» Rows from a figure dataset
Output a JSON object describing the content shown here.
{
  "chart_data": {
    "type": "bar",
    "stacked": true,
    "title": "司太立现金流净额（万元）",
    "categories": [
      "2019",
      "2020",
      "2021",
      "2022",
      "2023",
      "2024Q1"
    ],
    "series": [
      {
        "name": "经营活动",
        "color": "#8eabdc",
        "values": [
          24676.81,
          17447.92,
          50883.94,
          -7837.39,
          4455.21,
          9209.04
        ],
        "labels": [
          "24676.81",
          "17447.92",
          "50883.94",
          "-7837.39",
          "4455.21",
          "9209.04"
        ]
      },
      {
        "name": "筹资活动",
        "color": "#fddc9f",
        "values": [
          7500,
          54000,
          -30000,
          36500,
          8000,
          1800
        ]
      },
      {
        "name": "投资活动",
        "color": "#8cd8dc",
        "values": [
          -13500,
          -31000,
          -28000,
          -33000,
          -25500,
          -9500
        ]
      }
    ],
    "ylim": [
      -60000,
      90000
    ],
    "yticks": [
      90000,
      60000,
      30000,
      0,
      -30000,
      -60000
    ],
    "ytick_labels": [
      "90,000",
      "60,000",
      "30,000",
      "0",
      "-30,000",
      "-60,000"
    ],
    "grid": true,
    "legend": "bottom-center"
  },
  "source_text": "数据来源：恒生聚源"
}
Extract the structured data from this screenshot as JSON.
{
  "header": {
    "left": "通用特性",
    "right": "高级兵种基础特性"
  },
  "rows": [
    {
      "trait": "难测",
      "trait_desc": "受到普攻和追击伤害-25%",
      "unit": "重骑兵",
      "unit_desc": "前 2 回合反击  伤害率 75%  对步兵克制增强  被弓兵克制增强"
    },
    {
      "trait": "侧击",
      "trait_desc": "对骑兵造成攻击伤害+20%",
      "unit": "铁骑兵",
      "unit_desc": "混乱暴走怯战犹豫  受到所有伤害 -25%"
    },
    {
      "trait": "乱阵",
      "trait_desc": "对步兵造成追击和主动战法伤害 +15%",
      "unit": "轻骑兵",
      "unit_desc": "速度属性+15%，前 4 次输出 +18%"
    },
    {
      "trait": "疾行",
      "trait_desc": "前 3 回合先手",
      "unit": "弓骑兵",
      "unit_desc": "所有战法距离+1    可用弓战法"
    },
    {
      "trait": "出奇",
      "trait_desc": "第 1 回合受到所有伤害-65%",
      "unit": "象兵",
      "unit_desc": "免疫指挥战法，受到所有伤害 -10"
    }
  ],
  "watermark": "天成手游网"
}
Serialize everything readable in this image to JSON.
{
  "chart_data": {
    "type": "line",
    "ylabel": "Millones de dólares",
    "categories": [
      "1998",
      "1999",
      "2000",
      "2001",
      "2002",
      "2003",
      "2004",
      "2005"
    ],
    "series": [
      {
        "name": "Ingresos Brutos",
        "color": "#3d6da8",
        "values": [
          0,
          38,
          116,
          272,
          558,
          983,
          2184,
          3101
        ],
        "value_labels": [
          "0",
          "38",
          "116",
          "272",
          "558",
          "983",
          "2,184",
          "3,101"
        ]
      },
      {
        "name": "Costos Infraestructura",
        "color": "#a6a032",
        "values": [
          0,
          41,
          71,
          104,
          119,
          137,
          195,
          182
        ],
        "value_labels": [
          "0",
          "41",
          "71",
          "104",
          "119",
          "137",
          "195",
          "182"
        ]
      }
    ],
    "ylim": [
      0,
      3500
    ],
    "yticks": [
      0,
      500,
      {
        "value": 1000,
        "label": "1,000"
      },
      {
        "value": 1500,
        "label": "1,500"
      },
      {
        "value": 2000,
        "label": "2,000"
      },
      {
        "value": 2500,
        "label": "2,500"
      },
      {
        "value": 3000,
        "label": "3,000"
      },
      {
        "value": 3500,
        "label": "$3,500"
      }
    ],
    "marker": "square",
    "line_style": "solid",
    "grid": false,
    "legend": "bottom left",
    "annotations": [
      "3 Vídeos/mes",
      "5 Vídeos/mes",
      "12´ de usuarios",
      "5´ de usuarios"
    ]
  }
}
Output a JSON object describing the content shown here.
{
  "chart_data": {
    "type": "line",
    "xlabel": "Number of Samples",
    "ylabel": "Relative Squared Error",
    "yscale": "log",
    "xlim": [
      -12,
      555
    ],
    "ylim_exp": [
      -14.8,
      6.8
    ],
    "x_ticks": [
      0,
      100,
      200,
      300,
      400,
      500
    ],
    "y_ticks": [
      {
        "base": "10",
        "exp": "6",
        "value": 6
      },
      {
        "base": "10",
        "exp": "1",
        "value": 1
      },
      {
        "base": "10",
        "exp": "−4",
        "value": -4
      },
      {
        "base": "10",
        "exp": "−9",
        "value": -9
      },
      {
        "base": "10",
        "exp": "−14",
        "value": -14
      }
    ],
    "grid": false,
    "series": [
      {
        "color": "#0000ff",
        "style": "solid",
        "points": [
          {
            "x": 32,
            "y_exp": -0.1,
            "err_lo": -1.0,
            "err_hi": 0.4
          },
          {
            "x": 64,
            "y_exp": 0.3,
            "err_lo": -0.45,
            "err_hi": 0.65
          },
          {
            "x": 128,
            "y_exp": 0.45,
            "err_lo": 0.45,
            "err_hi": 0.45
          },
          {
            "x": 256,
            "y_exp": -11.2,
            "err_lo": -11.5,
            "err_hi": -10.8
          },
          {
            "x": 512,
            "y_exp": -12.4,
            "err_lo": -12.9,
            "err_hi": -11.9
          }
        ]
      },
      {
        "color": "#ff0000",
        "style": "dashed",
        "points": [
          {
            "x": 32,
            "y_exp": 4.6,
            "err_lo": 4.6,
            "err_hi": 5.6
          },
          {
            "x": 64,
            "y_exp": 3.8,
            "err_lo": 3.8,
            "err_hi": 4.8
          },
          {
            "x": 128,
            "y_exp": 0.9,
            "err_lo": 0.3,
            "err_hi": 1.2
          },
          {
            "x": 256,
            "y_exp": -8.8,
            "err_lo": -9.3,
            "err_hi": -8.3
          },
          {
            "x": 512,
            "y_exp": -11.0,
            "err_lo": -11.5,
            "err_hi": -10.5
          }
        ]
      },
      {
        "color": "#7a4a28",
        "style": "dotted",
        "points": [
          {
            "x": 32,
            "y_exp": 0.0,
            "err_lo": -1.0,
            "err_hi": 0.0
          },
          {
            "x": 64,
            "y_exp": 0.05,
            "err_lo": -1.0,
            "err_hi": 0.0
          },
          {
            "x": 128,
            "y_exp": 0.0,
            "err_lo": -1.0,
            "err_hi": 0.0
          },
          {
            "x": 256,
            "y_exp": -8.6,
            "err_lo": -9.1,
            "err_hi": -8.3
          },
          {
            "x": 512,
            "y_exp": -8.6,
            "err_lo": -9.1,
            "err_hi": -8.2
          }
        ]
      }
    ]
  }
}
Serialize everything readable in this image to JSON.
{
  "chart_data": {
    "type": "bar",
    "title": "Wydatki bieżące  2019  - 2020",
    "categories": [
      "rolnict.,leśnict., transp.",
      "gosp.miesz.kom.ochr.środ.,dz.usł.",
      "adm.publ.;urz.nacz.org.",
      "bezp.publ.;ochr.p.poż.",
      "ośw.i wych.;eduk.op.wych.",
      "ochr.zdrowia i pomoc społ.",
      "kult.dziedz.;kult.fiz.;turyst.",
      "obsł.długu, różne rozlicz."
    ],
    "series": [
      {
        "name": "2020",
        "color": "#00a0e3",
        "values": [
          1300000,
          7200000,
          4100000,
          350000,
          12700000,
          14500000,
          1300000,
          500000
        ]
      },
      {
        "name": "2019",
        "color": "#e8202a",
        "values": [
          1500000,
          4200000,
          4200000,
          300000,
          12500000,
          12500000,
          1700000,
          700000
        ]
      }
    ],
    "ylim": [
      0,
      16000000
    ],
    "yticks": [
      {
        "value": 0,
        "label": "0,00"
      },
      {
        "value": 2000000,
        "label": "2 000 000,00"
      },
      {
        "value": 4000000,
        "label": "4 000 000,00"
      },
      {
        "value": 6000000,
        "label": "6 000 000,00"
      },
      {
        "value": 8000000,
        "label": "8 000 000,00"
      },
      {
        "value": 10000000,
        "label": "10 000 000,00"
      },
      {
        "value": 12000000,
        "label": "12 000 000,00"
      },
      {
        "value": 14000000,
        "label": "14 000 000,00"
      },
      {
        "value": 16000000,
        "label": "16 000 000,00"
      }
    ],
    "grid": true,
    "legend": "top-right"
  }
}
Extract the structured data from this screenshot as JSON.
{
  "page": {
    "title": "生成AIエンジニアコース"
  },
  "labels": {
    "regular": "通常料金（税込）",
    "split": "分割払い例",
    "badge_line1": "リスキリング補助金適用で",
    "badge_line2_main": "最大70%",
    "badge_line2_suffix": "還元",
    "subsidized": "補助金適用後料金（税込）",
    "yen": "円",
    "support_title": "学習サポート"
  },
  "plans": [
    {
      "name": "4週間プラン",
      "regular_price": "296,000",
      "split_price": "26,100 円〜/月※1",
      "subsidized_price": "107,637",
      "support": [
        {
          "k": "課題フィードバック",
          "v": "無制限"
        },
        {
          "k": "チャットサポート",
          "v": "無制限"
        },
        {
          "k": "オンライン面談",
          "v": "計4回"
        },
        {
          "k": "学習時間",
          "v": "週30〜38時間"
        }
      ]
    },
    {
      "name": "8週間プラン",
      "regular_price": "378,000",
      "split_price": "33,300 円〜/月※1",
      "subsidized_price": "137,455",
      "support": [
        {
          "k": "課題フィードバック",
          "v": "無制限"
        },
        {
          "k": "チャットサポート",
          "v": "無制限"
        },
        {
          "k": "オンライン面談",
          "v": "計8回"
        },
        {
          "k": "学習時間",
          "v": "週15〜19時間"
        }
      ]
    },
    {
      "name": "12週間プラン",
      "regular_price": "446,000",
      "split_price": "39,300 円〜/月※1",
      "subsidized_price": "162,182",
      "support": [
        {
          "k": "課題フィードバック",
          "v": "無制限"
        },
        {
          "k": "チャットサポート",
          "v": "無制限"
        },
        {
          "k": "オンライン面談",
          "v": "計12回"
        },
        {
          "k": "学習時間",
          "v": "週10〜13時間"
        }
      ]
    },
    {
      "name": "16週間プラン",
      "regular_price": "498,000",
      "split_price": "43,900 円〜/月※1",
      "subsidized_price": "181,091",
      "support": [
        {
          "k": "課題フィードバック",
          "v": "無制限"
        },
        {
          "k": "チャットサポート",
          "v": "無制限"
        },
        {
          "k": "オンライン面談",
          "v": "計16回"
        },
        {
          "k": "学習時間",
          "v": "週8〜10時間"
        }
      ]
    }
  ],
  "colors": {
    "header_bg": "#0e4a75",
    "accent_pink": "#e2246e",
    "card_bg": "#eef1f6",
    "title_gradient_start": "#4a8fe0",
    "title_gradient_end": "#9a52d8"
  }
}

» WORK REQUIRED
Your task is to gather every line with the word "bottom" and copy it.

» CORRECT RESULT
    "legend": "bottom-center"
    "legend": "bottom left",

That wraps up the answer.